▶ **DIRECTIONS FOR THIS TASK**: Give the entries again, word for word.

▶ **ROWS**:
----------------

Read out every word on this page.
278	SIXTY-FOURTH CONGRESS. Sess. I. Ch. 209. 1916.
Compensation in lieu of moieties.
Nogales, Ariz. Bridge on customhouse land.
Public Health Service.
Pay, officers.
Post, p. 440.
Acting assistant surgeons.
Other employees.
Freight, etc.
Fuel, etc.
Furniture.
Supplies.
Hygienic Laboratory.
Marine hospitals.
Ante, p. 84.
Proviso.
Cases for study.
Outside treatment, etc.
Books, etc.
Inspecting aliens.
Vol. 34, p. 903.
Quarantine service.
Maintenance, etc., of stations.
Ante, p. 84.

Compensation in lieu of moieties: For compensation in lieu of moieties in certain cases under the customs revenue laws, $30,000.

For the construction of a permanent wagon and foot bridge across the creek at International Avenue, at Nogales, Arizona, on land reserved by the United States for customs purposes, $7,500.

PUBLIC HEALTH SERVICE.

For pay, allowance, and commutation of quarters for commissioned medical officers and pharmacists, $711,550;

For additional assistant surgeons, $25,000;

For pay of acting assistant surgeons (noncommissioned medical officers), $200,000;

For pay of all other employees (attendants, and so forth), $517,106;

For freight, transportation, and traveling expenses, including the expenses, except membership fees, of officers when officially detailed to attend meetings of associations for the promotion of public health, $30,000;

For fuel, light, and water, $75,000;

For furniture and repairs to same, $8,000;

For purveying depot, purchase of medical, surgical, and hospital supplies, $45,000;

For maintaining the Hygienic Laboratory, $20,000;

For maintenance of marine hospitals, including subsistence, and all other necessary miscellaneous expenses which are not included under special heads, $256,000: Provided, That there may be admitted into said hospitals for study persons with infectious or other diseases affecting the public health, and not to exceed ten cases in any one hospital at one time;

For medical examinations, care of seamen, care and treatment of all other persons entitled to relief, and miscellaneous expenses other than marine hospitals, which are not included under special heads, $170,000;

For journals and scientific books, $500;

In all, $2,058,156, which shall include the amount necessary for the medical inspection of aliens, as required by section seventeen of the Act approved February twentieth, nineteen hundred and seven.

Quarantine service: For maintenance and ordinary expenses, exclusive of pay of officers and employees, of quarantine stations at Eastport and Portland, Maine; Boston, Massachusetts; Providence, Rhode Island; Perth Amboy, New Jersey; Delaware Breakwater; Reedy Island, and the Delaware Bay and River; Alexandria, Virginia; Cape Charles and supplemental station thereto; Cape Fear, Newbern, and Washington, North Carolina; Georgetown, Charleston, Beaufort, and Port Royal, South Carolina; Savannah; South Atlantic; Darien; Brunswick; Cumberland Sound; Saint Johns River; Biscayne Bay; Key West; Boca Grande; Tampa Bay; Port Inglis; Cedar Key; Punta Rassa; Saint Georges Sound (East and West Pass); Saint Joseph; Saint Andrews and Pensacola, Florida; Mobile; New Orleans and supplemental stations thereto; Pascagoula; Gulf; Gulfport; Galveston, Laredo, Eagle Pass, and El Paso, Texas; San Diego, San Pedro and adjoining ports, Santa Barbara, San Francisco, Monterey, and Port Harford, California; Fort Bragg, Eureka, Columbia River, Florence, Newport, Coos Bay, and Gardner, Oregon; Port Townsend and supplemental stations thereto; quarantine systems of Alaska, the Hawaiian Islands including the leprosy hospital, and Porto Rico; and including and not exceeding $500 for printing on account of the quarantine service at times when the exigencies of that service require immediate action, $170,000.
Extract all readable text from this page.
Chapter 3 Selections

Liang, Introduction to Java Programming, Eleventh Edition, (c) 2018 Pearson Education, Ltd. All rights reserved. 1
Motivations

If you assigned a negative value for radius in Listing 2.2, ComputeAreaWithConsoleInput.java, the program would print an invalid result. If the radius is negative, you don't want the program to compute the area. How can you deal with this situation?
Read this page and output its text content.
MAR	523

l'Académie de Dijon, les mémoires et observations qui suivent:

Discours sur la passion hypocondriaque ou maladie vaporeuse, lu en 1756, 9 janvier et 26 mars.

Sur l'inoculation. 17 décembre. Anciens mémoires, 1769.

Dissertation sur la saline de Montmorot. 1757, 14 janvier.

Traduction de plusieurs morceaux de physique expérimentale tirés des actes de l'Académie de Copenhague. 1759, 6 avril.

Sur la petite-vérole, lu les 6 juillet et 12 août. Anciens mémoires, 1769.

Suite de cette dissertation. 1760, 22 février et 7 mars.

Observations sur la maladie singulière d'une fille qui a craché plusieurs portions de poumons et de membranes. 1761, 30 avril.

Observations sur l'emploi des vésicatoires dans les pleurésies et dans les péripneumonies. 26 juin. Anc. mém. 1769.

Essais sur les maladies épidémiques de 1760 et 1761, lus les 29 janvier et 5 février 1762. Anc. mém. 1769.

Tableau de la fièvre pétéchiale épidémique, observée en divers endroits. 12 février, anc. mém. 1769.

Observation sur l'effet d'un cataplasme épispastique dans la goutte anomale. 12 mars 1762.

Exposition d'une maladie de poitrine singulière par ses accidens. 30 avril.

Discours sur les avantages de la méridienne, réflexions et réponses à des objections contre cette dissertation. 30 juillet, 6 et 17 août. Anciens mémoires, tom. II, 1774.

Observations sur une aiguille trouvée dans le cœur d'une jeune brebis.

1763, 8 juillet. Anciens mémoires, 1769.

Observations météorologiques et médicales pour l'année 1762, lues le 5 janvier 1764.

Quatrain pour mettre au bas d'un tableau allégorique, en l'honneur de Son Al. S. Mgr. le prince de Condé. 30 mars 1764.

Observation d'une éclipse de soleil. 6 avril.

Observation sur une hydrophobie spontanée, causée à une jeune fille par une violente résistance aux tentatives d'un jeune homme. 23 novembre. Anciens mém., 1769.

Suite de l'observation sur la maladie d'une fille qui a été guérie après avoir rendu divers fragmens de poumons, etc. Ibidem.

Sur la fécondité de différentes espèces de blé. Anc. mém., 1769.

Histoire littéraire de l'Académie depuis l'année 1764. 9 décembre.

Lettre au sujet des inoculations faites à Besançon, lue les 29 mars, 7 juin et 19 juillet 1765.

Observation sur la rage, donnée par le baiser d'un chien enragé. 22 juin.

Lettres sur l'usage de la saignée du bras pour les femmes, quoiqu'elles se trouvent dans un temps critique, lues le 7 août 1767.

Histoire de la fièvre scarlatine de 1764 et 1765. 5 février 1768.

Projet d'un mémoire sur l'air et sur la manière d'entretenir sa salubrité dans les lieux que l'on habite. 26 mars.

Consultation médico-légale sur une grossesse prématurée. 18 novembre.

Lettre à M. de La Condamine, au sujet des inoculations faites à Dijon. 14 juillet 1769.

----------------

▶ **EXERCISE SOLUTION**:
Read out every word on this page.
278	SIXTY-FOURTH CONGRESS. Sess. I. Ch. 209. 1916.
Compensation in lieu of moieties.
Nogales, Ariz. Bridge on customhouse land.
Public Health Service.
Pay, officers.
Post, p. 440.
Acting assistant surgeons.
Other employees.
Freight, etc.
Fuel, etc.
Furniture.
Supplies.
Hygienic Laboratory.
Marine hospitals.
Ante, p. 84.
Proviso.
Cases for study.
Outside treatment, etc.
Books, etc.
Inspecting aliens.
Vol. 34, p. 903.
Quarantine service.
Maintenance, etc., of stations.
Ante, p. 84.

Compensation in lieu of moieties: For compensation in lieu of moieties in certain cases under the customs revenue laws, $30,000.

For the construction of a permanent wagon and foot bridge across the creek at International Avenue, at Nogales, Arizona, on land reserved by the United States for customs purposes, $7,500.

PUBLIC HEALTH SERVICE.

For pay, allowance, and commutation of quarters for commissioned medical officers and pharmacists, $711,550;

For additional assistant surgeons, $25,000;

For pay of acting assistant surgeons (noncommissioned medical officers), $200,000;

For pay of all other employees (attendants, and so forth), $517,106;

For freight, transportation, and traveling expenses, including the expenses, except membership fees, of officers when officially detailed to attend meetings of associations for the promotion of public health, $30,000;

For fuel, light, and water, $75,000;

For furniture and repairs to same, $8,000;

For purveying depot, purchase of medical, surgical, and hospital supplies, $45,000;

For maintaining the Hygienic Laboratory, $20,000;

For maintenance of marine hospitals, including subsistence, and all other necessary miscellaneous expenses which are not included under special heads, $256,000: Provided, That there may be admitted into said hospitals for study persons with infectious or other diseases affecting the public health, and not to exceed ten cases in any one hospital at one time;

For medical examinations, care of seamen, care and treatment of all other persons entitled to relief, and miscellaneous expenses other than marine hospitals, which are not included under special heads, $170,000;

For journals and scientific books, $500;

In all, $2,058,156, which shall include the amount necessary for the medical inspection of aliens, as required by section seventeen of the Act approved February twentieth, nineteen hundred and seven.

Quarantine service: For maintenance and ordinary expenses, exclusive of pay of officers and employees, of quarantine stations at Eastport and Portland, Maine; Boston, Massachusetts; Providence, Rhode Island; Perth Amboy, New Jersey; Delaware Breakwater; Reedy Island, and the Delaware Bay and River; Alexandria, Virginia; Cape Charles and supplemental station thereto; Cape Fear, Newbern, and Washington, North Carolina; Georgetown, Charleston, Beaufort, and Port Royal, South Carolina; Savannah; South Atlantic; Darien; Brunswick; Cumberland Sound; Saint Johns River; Biscayne Bay; Key West; Boca Grande; Tampa Bay; Port Inglis; Cedar Key; Punta Rassa; Saint Georges Sound (East and West Pass); Saint Joseph; Saint Andrews and Pensacola, Florida; Mobile; New Orleans and supplemental stations thereto; Pascagoula; Gulf; Gulfport; Galveston, Laredo, Eagle Pass, and El Paso, Texas; San Diego, San Pedro and adjoining ports, Santa Barbara, San Francisco, Monterey, and Port Harford, California; Fort Bragg, Eureka, Columbia River, Florence, Newport, Coos Bay, and Gardner, Oregon; Port Townsend and supplemental stations thereto; quarantine systems of Alaska, the Hawaiian Islands including the leprosy hospital, and Porto Rico; and including and not exceeding $500 for printing on account of the quarantine service at times when the exigencies of that service require immediate action, $170,000.
Extract all readable text from this page.
Chapter 3 Selections

Liang, Introduction to Java Programming, Eleventh Edition, (c) 2018 Pearson Education, Ltd. All rights reserved. 1
Motivations

If you assigned a negative value for radius in Listing 2.2, ComputeAreaWithConsoleInput.java, the program would print an invalid result. If the radius is negative, you don't want the program to compute the area. How can you deal with this situation?
Read this page and output its text content.
MAR	523

l'Académie de Dijon, les mémoires et observations qui suivent:

Discours sur la passion hypocondriaque ou maladie vaporeuse, lu en 1756, 9 janvier et 26 mars.

Sur l'inoculation. 17 décembre. Anciens mémoires, 1769.

Dissertation sur la saline de Montmorot. 1757, 14 janvier.

Traduction de plusieurs morceaux de physique expérimentale tirés des actes de l'Académie de Copenhague. 1759, 6 avril.

Sur la petite-vérole, lu les 6 juillet et 12 août. Anciens mémoires, 1769.

Suite de cette dissertation. 1760, 22 février et 7 mars.

Observations sur la maladie singulière d'une fille qui a craché plusieurs portions de poumons et de membranes. 1761, 30 avril.

Observations sur l'emploi des vésicatoires dans les pleurésies et dans les péripneumonies. 26 juin. Anc. mém. 1769.

Essais sur les maladies épidémiques de 1760 et 1761, lus les 29 janvier et 5 février 1762. Anc. mém. 1769.

Tableau de la fièvre pétéchiale épidémique, observée en divers endroits. 12 février, anc. mém. 1769.

Observation sur l'effet d'un cataplasme épispastique dans la goutte anomale. 12 mars 1762.

Exposition d'une maladie de poitrine singulière par ses accidens. 30 avril.

Discours sur les avantages de la méridienne, réflexions et réponses à des objections contre cette dissertation. 30 juillet, 6 et 17 août. Anciens mémoires, tom. II, 1774.

Observations sur une aiguille trouvée dans le cœur d'une jeune brebis.

1763, 8 juillet. Anciens mémoires, 1769.

Observations météorologiques et médicales pour l'année 1762, lues le 5 janvier 1764.

Quatrain pour mettre au bas d'un tableau allégorique, en l'honneur de Son Al. S. Mgr. le prince de Condé. 30 mars 1764.

Observation d'une éclipse de soleil. 6 avril.

Observation sur une hydrophobie spontanée, causée à une jeune fille par une violente résistance aux tentatives d'un jeune homme. 23 novembre. Anciens mém., 1769.

Suite de l'observation sur la maladie d'une fille qui a été guérie après avoir rendu divers fragmens de poumons, etc. Ibidem.

Sur la fécondité de différentes espèces de blé. Anc. mém., 1769.

Histoire littéraire de l'Académie depuis l'année 1764. 9 décembre.

Lettre au sujet des inoculations faites à Besançon, lue les 29 mars, 7 juin et 19 juillet 1765.

Observation sur la rage, donnée par le baiser d'un chien enragé. 22 juin.

Lettres sur l'usage de la saignée du bras pour les femmes, quoiqu'elles se trouvent dans un temps critique, lues le 7 août 1767.

Histoire de la fièvre scarlatine de 1764 et 1765. 5 février 1768.

Projet d'un mémoire sur l'air et sur la manière d'entretenir sa salubrité dans les lieux que l'on habite. 26 mars.

Consultation médico-légale sur une grossesse prématurée. 18 novembre.

Lettre à M. de La Condamine, au sujet des inoculations faites à Dijon. 14 juillet 1769.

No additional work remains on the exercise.